(STATED TASK): Reproduce all of the material word for word.

--- start of INPUT FOR THIS TASK ---

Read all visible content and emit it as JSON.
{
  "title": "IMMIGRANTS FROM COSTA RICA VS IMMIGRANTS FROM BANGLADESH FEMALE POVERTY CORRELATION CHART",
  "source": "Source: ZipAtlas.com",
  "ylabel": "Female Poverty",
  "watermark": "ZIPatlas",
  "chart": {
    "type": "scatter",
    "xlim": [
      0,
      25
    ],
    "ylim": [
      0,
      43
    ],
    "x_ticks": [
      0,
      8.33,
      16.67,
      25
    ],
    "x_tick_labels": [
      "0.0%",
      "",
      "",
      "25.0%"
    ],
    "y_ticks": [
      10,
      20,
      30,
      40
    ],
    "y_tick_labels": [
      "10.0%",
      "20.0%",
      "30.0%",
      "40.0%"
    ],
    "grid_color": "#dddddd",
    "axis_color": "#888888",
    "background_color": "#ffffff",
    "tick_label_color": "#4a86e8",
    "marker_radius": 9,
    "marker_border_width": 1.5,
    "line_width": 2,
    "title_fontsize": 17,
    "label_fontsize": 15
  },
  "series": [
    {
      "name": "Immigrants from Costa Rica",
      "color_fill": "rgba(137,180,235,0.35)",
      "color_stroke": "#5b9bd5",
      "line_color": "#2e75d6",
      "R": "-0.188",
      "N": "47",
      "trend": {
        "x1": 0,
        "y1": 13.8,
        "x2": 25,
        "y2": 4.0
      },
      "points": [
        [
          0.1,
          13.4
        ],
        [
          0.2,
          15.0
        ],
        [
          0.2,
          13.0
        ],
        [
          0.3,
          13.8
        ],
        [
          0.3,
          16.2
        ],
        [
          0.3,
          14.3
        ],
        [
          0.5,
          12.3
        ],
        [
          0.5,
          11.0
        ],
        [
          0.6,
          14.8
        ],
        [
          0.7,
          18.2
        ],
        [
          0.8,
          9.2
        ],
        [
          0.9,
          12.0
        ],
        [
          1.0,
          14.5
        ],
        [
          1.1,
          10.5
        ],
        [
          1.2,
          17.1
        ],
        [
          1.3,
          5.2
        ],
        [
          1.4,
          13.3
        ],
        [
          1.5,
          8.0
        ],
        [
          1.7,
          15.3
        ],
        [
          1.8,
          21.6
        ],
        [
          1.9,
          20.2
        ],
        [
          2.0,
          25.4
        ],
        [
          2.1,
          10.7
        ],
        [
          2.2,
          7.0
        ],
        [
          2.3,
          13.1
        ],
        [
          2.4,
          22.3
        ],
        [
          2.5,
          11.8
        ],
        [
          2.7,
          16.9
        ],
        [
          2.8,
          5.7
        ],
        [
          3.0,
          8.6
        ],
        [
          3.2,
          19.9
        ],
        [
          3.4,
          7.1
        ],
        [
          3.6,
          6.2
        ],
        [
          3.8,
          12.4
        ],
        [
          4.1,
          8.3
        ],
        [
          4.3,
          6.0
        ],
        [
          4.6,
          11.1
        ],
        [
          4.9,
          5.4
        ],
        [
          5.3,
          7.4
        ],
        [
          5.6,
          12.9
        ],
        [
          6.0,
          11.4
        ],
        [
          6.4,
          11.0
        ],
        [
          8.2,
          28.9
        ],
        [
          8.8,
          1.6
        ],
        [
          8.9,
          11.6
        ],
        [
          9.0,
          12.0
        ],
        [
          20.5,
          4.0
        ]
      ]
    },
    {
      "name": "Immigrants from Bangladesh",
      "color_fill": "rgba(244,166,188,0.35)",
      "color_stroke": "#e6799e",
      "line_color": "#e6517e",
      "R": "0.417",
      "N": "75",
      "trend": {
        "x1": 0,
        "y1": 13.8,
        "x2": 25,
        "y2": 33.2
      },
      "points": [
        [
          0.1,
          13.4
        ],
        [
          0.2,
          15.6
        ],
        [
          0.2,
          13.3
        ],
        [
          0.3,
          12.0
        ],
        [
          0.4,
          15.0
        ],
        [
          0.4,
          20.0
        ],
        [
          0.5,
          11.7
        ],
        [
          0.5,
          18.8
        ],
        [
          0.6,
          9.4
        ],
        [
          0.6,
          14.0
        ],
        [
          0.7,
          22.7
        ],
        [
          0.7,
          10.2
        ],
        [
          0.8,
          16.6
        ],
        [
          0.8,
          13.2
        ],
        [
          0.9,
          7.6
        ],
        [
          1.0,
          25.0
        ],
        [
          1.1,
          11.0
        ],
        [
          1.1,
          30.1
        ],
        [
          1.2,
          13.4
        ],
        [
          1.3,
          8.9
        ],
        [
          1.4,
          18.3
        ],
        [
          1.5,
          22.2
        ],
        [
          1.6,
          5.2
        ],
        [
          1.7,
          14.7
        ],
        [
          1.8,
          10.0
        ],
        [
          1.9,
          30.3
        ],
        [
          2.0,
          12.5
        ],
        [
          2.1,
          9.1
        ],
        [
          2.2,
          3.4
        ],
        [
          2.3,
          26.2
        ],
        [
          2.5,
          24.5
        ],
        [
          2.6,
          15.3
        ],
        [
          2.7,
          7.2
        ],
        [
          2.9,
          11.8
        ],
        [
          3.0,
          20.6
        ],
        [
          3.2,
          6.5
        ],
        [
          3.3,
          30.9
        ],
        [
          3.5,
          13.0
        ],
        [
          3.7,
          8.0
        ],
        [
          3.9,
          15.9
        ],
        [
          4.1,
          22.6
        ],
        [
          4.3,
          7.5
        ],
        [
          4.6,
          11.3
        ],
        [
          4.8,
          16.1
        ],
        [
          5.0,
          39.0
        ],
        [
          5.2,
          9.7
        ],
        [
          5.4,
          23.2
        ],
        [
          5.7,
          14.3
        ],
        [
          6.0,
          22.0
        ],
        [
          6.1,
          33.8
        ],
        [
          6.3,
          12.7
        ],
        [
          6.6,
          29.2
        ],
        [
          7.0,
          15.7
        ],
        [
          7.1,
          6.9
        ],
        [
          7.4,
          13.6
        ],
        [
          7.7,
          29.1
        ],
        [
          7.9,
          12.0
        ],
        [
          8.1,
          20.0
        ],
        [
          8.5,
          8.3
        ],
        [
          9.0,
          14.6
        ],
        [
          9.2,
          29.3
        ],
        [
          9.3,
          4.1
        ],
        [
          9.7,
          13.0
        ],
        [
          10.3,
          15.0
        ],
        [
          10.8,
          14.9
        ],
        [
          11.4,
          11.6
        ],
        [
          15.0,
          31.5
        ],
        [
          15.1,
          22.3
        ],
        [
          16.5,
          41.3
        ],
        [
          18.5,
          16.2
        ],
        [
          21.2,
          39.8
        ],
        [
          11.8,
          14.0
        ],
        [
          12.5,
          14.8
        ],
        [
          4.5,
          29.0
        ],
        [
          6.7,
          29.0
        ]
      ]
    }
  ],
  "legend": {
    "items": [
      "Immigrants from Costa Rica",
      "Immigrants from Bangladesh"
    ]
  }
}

--- end of INPUT FOR THIS TASK ---

(EXERCISE ANSWER):
Read all visible content and emit it as JSON.
{
  "title": "IMMIGRANTS FROM COSTA RICA VS IMMIGRANTS FROM BANGLADESH FEMALE POVERTY CORRELATION CHART",
  "source": "Source: ZipAtlas.com",
  "ylabel": "Female Poverty",
  "watermark": "ZIPatlas",
  "chart": {
    "type": "scatter",
    "xlim": [
      0,
      25
    ],
    "ylim": [
      0,
      43
    ],
    "x_ticks": [
      0,
      8.33,
      16.67,
      25
    ],
    "x_tick_labels": [
      "0.0%",
      "",
      "",
      "25.0%"
    ],
    "y_ticks": [
      10,
      20,
      30,
      40
    ],
    "y_tick_labels": [
      "10.0%",
      "20.0%",
      "30.0%",
      "40.0%"
    ],
    "grid_color": "#dddddd",
    "axis_color": "#888888",
    "background_color": "#ffffff",
    "tick_label_color": "#4a86e8",
    "marker_radius": 9,
    "marker_border_width": 1.5,
    "line_width": 2,
    "title_fontsize": 17,
    "label_fontsize": 15
  },
  "series": [
    {
      "name": "Immigrants from Costa Rica",
      "color_fill": "rgba(137,180,235,0.35)",
      "color_stroke": "#5b9bd5",
      "line_color": "#2e75d6",
      "R": "-0.188",
      "N": "47",
      "trend": {
        "x1": 0,
        "y1": 13.8,
        "x2": 25,
        "y2": 4.0
      },
      "points": [
        [
          0.1,
          13.4
        ],
        [
          0.2,
          15.0
        ],
        [
          0.2,
          13.0
        ],
        [
          0.3,
          13.8
        ],
        [
          0.3,
          16.2
        ],
        [
          0.3,
          14.3
        ],
        [
          0.5,
          12.3
        ],
        [
          0.5,
          11.0
        ],
        [
          0.6,
          14.8
        ],
        [
          0.7,
          18.2
        ],
        [
          0.8,
          9.2
        ],
        [
          0.9,
          12.0
        ],
        [
          1.0,
          14.5
        ],
        [
          1.1,
          10.5
        ],
        [
          1.2,
          17.1
        ],
        [
          1.3,
          5.2
        ],
        [
          1.4,
          13.3
        ],
        [
          1.5,
          8.0
        ],
        [
          1.7,
          15.3
        ],
        [
          1.8,
          21.6
        ],
        [
          1.9,
          20.2
        ],
        [
          2.0,
          25.4
        ],
        [
          2.1,
          10.7
        ],
        [
          2.2,
          7.0
        ],
        [
          2.3,
          13.1
        ],
        [
          2.4,
          22.3
        ],
        [
          2.5,
          11.8
        ],
        [
          2.7,
          16.9
        ],
        [
          2.8,
          5.7
        ],
        [
          3.0,
          8.6
        ],
        [
          3.2,
          19.9
        ],
        [
          3.4,
          7.1
        ],
        [
          3.6,
          6.2
        ],
        [
          3.8,
          12.4
        ],
        [
          4.1,
          8.3
        ],
        [
          4.3,
          6.0
        ],
        [
          4.6,
          11.1
        ],
        [
          4.9,
          5.4
        ],
        [
          5.3,
          7.4
        ],
        [
          5.6,
          12.9
        ],
        [
          6.0,
          11.4
        ],
        [
          6.4,
          11.0
        ],
        [
          8.2,
          28.9
        ],
        [
          8.8,
          1.6
        ],
        [
          8.9,
          11.6
        ],
        [
          9.0,
          12.0
        ],
        [
          20.5,
          4.0
        ]
      ]
    },
    {
      "name": "Immigrants from Bangladesh",
      "color_fill": "rgba(244,166,188,0.35)",
      "color_stroke": "#e6799e",
      "line_color": "#e6517e",
      "R": "0.417",
      "N": "75",
      "trend": {
        "x1": 0,
        "y1": 13.8,
        "x2": 25,
        "y2": 33.2
      },
      "points": [
        [
          0.1,
          13.4
        ],
        [
          0.2,
          15.6
        ],
        [
          0.2,
          13.3
        ],
        [
          0.3,
          12.0
        ],
        [
          0.4,
          15.0
        ],
        [
          0.4,
          20.0
        ],
        [
          0.5,
          11.7
        ],
        [
          0.5,
          18.8
        ],
        [
          0.6,
          9.4
        ],
        [
          0.6,
          14.0
        ],
        [
          0.7,
          22.7
        ],
        [
          0.7,
          10.2
        ],
        [
          0.8,
          16.6
        ],
        [
          0.8,
          13.2
        ],
        [
          0.9,
          7.6
        ],
        [
          1.0,
          25.0
        ],
        [
          1.1,
          11.0
        ],
        [
          1.1,
          30.1
        ],
        [
          1.2,
          13.4
        ],
        [
          1.3,
          8.9
        ],
        [
          1.4,
          18.3
        ],
        [
          1.5,
          22.2
        ],
        [
          1.6,
          5.2
        ],
        [
          1.7,
          14.7
        ],
        [
          1.8,
          10.0
        ],
        [
          1.9,
          30.3
        ],
        [
          2.0,
          12.5
        ],
        [
          2.1,
          9.1
        ],
        [
          2.2,
          3.4
        ],
        [
          2.3,
          26.2
        ],
        [
          2.5,
          24.5
        ],
        [
          2.6,
          15.3
        ],
        [
          2.7,
          7.2
        ],
        [
          2.9,
          11.8
        ],
        [
          3.0,
          20.6
        ],
        [
          3.2,
          6.5
        ],
        [
          3.3,
          30.9
        ],
        [
          3.5,
          13.0
        ],
        [
          3.7,
          8.0
        ],
        [
          3.9,
          15.9
        ],
        [
          4.1,
          22.6
        ],
        [
          4.3,
          7.5
        ],
        [
          4.6,
          11.3
        ],
        [
          4.8,
          16.1
        ],
        [
          5.0,
          39.0
        ],
        [
          5.2,
          9.7
        ],
        [
          5.4,
          23.2
        ],
        [
          5.7,
          14.3
        ],
        [
          6.0,
          22.0
        ],
        [
          6.1,
          33.8
        ],
        [
          6.3,
          12.7
        ],
        [
          6.6,
          29.2
        ],
        [
          7.0,
          15.7
        ],
        [
          7.1,
          6.9
        ],
        [
          7.4,
          13.6
        ],
        [
          7.7,
          29.1
        ],
        [
          7.9,
          12.0
        ],
        [
          8.1,
          20.0
        ],
        [
          8.5,
          8.3
        ],
        [
          9.0,
          14.6
        ],
        [
          9.2,
          29.3
        ],
        [
          9.3,
          4.1
        ],
        [
          9.7,
          13.0
        ],
        [
          10.3,
          15.0
        ],
        [
          10.8,
          14.9
        ],
        [
          11.4,
          11.6
        ],
        [
          15.0,
          31.5
        ],
        [
          15.1,
          22.3
        ],
        [
          16.5,
          41.3
        ],
        [
          18.5,
          16.2
        ],
        [
          21.2,
          39.8
        ],
        [
          11.8,
          14.0
        ],
        [
          12.5,
          14.8
        ],
        [
          4.5,
          29.0
        ],
        [
          6.7,
          29.0
        ]
      ]
    }
  ],
  "legend": {
    "items": [
      "Immigrants from Costa Rica",
      "Immigrants from Bangladesh"
    ]
  }
}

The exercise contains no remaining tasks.